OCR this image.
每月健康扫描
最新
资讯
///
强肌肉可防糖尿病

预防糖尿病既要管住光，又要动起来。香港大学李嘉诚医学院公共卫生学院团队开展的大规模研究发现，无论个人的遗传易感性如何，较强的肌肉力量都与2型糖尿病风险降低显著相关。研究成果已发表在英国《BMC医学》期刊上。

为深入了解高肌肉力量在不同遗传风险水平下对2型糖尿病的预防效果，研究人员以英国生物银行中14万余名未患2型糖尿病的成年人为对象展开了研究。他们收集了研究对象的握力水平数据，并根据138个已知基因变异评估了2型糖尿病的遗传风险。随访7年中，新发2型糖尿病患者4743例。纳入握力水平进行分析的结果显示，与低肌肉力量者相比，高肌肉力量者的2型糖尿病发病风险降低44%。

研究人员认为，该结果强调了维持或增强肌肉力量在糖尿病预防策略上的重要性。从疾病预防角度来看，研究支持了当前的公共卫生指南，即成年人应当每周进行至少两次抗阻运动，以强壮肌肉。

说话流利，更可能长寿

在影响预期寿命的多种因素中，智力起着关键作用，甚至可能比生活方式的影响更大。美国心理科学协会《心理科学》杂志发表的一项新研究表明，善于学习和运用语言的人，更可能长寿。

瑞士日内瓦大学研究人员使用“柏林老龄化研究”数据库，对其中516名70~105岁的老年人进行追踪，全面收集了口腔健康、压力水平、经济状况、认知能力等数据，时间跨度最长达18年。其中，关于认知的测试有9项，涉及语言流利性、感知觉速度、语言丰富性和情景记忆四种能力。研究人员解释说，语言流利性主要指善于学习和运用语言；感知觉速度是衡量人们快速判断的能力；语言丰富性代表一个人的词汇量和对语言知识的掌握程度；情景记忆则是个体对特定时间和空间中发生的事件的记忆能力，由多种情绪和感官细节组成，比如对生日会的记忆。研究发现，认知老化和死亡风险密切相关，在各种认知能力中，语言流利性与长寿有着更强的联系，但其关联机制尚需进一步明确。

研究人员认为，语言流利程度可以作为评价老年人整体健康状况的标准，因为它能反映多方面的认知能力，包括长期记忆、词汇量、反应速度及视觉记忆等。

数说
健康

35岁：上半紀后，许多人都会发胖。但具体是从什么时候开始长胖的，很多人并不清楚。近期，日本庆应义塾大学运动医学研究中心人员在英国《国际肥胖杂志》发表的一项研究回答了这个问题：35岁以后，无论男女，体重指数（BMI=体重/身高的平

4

+++

[DESCRIPTION OF THE TASK]:
Copy out the full material exactly as it appears.

[WORKED SOLUTION]:
OCR this image.
每月健康扫描
最新
资讯
///
强肌肉可防糖尿病

预防糖尿病既要管住光，又要动起来。香港大学李嘉诚医学院公共卫生学院团队开展的大规模研究发现，无论个人的遗传易感性如何，较强的肌肉力量都与2型糖尿病风险降低显著相关。研究成果已发表在英国《BMC医学》期刊上。

为深入了解高肌肉力量在不同遗传风险水平下对2型糖尿病的预防效果，研究人员以英国生物银行中14万余名未患2型糖尿病的成年人为对象展开了研究。他们收集了研究对象的握力水平数据，并根据138个已知基因变异评估了2型糖尿病的遗传风险。随访7年中，新发2型糖尿病患者4743例。纳入握力水平进行分析的结果显示，与低肌肉力量者相比，高肌肉力量者的2型糖尿病发病风险降低44%。

研究人员认为，该结果强调了维持或增强肌肉力量在糖尿病预防策略上的重要性。从疾病预防角度来看，研究支持了当前的公共卫生指南，即成年人应当每周进行至少两次抗阻运动，以强壮肌肉。

说话流利，更可能长寿

在影响预期寿命的多种因素中，智力起着关键作用，甚至可能比生活方式的影响更大。美国心理科学协会《心理科学》杂志发表的一项新研究表明，善于学习和运用语言的人，更可能长寿。

瑞士日内瓦大学研究人员使用“柏林老龄化研究”数据库，对其中516名70~105岁的老年人进行追踪，全面收集了口腔健康、压力水平、经济状况、认知能力等数据，时间跨度最长达18年。其中，关于认知的测试有9项，涉及语言流利性、感知觉速度、语言丰富性和情景记忆四种能力。研究人员解释说，语言流利性主要指善于学习和运用语言；感知觉速度是衡量人们快速判断的能力；语言丰富性代表一个人的词汇量和对语言知识的掌握程度；情景记忆则是个体对特定时间和空间中发生的事件的记忆能力，由多种情绪和感官细节组成，比如对生日会的记忆。研究发现，认知老化和死亡风险密切相关，在各种认知能力中，语言流利性与长寿有着更强的联系，但其关联机制尚需进一步明确。

研究人员认为，语言流利程度可以作为评价老年人整体健康状况的标准，因为它能反映多方面的认知能力，包括长期记忆、词汇量、反应速度及视觉记忆等。

数说
健康

35岁：上半紀后，许多人都会发胖。但具体是从什么时候开始长胖的，很多人并不清楚。近期，日本庆应义塾大学运动医学研究中心人员在英国《国际肥胖杂志》发表的一项研究回答了这个问题：35岁以后，无论男女，体重指数（BMI=体重/身高的平

4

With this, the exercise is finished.